**Your instructions:** Search the records for the string "Enzyme", then copy each line where it appears.

**Task input:**

__________________________________________________

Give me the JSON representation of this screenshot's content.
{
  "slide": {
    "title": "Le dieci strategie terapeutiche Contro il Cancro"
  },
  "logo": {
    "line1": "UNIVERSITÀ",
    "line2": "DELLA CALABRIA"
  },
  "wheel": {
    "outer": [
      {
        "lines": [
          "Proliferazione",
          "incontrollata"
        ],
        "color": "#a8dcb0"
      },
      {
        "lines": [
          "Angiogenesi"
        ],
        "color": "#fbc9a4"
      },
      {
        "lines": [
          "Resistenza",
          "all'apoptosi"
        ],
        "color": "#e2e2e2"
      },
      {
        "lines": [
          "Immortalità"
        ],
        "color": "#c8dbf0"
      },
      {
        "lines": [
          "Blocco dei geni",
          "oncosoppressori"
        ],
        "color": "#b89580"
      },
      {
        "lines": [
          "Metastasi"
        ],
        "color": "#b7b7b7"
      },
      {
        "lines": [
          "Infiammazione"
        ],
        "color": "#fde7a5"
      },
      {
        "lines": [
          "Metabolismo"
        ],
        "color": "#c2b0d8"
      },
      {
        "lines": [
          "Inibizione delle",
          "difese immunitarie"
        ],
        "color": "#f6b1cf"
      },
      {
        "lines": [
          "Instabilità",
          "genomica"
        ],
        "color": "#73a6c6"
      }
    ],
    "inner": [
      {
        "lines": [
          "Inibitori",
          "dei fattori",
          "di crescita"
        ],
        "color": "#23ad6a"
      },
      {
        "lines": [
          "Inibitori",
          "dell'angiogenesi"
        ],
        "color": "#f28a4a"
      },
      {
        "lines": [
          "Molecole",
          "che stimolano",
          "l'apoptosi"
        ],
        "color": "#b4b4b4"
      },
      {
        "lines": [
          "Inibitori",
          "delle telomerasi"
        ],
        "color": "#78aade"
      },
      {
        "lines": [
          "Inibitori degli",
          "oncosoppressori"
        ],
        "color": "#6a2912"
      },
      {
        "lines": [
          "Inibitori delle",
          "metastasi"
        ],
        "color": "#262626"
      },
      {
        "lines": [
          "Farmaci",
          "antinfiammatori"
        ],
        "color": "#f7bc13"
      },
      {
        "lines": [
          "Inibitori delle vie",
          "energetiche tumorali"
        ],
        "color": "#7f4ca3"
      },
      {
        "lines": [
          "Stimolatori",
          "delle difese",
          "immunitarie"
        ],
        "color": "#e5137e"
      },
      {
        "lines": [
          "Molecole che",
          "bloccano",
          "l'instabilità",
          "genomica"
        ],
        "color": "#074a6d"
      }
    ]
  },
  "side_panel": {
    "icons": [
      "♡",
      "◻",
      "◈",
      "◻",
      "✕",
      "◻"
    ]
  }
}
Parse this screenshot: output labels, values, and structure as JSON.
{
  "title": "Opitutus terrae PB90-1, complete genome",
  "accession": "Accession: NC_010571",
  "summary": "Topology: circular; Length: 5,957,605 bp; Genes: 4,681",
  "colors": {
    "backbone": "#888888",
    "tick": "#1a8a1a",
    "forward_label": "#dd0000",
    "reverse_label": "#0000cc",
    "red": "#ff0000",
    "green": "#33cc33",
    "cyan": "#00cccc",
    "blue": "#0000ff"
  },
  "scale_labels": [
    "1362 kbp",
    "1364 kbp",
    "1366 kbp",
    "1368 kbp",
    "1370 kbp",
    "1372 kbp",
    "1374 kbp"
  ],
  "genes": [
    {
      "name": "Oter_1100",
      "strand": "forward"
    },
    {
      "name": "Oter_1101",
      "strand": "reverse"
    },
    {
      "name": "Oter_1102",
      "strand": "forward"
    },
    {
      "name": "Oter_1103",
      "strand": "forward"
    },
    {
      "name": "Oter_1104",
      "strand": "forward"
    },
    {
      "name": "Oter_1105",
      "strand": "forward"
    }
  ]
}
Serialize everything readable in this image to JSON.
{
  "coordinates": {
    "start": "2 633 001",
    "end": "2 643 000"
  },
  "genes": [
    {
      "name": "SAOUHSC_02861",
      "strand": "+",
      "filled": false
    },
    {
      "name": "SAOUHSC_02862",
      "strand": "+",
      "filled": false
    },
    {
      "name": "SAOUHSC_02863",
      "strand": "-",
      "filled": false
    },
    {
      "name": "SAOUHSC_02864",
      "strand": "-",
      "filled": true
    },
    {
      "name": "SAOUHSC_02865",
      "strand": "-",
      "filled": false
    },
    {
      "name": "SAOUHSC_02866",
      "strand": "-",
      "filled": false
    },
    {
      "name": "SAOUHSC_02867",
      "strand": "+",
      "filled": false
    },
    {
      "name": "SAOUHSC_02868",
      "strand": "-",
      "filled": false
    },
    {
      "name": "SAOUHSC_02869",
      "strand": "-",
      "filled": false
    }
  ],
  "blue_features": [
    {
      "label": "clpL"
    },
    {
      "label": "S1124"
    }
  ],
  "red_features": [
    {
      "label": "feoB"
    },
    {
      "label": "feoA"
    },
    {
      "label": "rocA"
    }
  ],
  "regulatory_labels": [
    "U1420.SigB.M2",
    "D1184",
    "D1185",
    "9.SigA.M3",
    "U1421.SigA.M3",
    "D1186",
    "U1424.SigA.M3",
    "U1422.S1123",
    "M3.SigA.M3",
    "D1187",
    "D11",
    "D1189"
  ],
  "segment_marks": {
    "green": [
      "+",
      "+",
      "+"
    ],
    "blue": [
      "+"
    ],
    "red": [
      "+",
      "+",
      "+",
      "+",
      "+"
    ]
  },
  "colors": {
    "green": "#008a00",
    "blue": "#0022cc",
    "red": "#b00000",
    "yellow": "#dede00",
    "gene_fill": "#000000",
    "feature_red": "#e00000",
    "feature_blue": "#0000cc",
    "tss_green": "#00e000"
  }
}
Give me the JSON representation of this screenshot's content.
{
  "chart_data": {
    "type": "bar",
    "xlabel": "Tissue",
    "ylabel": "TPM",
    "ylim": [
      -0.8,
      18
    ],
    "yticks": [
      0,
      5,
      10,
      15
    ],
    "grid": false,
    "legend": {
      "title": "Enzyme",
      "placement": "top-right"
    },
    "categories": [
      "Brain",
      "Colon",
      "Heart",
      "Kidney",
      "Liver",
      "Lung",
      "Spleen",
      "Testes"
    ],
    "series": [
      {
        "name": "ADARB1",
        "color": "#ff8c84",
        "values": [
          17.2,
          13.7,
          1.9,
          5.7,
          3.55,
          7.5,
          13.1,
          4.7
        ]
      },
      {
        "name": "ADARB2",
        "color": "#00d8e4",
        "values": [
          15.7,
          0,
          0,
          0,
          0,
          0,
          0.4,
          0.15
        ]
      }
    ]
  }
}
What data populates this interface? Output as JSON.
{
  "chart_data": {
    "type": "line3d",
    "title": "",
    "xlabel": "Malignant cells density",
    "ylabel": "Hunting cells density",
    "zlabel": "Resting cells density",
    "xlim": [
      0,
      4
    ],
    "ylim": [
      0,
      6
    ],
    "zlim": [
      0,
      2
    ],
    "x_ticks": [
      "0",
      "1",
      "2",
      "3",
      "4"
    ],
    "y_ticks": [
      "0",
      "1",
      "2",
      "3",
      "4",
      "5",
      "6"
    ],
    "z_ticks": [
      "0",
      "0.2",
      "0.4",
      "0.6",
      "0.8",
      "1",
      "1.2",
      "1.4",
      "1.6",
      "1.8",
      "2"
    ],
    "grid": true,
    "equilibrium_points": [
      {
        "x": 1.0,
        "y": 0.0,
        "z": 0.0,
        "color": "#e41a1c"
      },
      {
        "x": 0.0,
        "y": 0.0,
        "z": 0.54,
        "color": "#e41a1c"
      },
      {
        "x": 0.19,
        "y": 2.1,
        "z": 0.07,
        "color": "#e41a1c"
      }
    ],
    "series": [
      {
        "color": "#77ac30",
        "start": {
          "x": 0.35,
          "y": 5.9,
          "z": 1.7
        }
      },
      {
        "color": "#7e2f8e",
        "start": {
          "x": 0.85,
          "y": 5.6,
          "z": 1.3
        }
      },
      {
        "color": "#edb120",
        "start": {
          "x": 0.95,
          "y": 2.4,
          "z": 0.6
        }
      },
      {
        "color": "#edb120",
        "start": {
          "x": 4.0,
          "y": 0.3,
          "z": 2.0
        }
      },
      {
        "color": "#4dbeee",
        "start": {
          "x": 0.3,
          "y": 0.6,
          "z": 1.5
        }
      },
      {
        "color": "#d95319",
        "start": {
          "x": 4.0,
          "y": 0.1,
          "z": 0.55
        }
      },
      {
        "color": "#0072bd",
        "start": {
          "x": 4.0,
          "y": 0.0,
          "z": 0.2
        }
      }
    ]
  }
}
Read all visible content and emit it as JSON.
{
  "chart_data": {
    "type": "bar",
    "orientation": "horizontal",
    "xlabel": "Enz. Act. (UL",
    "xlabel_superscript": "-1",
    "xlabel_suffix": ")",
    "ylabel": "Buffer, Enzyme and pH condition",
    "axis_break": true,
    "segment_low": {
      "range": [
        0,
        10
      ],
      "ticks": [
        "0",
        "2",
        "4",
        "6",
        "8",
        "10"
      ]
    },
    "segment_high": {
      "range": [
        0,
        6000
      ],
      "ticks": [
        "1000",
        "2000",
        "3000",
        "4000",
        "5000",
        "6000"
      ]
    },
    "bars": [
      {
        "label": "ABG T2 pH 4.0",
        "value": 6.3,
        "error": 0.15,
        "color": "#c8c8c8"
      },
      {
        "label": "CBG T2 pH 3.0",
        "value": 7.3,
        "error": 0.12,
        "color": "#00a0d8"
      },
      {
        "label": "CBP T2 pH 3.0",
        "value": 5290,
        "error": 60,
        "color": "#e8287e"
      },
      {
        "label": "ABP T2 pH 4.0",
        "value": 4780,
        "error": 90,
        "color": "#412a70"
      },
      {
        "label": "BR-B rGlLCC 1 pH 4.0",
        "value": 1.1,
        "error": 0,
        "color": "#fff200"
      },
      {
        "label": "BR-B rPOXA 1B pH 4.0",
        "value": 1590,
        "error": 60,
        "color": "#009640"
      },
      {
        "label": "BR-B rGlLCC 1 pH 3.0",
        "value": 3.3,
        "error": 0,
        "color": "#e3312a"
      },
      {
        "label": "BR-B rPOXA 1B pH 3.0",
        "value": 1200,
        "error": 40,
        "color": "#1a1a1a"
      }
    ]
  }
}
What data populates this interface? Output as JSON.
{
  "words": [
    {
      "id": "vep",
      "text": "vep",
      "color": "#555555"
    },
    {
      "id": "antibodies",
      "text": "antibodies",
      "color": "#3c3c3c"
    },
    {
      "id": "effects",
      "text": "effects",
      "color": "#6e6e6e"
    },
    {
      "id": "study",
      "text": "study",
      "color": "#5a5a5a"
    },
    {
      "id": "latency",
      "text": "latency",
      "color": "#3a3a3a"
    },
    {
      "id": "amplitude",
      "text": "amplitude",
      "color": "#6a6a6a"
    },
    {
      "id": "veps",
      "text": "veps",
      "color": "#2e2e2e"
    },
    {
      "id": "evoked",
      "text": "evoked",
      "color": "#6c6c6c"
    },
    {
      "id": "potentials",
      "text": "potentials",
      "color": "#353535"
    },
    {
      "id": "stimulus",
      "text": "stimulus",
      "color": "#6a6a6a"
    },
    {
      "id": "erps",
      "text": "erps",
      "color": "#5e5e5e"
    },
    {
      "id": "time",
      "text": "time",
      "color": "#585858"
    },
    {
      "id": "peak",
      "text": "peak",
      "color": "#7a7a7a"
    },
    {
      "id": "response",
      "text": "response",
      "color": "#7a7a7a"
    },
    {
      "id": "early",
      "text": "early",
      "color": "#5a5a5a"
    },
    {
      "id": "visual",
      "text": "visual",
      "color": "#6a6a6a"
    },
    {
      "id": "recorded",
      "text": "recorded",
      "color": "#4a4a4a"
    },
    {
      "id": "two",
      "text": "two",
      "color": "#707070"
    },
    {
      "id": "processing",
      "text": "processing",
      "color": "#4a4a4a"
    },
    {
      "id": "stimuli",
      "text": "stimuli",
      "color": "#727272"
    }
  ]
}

__________________________________________________

**Response to the task:**
      "title": "Enzyme",
    "ylabel": "Buffer, Enzyme and pH condition",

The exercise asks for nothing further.